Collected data
┌──

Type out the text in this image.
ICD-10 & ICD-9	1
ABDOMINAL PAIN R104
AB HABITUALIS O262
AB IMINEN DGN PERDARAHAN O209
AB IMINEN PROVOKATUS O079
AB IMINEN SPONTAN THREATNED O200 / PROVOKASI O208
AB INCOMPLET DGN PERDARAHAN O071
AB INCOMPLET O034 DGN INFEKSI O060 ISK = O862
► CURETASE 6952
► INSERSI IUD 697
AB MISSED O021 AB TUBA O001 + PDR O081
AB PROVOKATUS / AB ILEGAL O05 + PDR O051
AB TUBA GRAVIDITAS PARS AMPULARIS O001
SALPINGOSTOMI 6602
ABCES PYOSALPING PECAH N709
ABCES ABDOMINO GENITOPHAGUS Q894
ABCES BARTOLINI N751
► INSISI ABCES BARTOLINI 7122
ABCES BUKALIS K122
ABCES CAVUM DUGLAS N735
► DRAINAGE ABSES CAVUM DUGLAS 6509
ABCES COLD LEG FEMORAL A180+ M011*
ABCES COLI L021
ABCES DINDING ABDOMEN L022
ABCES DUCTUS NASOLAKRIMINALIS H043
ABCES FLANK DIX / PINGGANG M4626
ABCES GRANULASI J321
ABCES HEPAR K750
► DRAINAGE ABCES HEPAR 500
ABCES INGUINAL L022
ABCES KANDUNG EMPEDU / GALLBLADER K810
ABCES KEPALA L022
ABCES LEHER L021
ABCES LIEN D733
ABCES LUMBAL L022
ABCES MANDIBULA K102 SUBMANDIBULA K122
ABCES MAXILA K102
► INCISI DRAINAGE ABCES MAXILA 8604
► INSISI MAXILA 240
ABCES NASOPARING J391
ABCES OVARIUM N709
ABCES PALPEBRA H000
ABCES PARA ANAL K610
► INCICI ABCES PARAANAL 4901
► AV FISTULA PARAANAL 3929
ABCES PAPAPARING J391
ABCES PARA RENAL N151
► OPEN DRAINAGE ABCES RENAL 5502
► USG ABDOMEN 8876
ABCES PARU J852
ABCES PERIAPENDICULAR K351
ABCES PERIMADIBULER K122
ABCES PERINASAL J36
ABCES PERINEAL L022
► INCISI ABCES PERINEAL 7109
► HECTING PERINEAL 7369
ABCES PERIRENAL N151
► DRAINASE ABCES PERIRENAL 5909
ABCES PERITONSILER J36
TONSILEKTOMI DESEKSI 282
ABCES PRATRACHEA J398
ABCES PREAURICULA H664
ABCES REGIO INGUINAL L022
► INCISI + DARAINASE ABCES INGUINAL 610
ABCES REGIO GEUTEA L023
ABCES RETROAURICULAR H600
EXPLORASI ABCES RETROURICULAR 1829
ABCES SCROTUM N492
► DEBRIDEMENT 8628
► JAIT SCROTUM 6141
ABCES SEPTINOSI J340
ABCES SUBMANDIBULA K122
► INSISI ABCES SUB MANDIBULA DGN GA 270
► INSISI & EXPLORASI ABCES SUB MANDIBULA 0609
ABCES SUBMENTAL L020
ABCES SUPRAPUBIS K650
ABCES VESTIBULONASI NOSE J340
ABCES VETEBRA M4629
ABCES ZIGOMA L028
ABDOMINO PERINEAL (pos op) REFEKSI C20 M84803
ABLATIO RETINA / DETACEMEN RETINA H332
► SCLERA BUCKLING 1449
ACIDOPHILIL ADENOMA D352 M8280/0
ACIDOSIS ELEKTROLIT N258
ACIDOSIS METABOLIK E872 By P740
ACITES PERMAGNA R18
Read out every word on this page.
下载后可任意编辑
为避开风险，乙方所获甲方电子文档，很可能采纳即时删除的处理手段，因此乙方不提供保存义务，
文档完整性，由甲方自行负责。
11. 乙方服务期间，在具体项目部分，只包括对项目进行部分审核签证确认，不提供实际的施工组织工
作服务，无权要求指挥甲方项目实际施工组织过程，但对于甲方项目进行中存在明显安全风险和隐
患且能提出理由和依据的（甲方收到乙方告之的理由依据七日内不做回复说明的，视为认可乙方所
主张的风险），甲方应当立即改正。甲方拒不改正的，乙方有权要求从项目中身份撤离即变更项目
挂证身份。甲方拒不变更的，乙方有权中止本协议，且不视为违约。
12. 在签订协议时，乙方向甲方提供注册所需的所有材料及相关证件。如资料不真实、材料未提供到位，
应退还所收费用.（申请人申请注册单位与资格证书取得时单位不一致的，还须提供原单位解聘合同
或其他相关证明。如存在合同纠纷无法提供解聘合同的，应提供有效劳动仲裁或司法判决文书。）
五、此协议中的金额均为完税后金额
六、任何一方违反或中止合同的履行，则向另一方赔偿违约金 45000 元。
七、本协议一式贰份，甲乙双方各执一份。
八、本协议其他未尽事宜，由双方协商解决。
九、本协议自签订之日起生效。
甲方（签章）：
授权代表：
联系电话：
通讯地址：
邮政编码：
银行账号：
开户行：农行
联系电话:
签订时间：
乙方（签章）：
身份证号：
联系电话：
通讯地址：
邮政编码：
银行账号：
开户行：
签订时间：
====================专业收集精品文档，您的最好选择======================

└──

## The problem
Pick out every line with the string "INCISI" and copy it.

## Solution below
► INCISI DRAINAGE ABCES MAXILA 8604
► INCISI ABCES PERINEAL 7109
► INCISI + DARAINASE ABCES INGUINAL 610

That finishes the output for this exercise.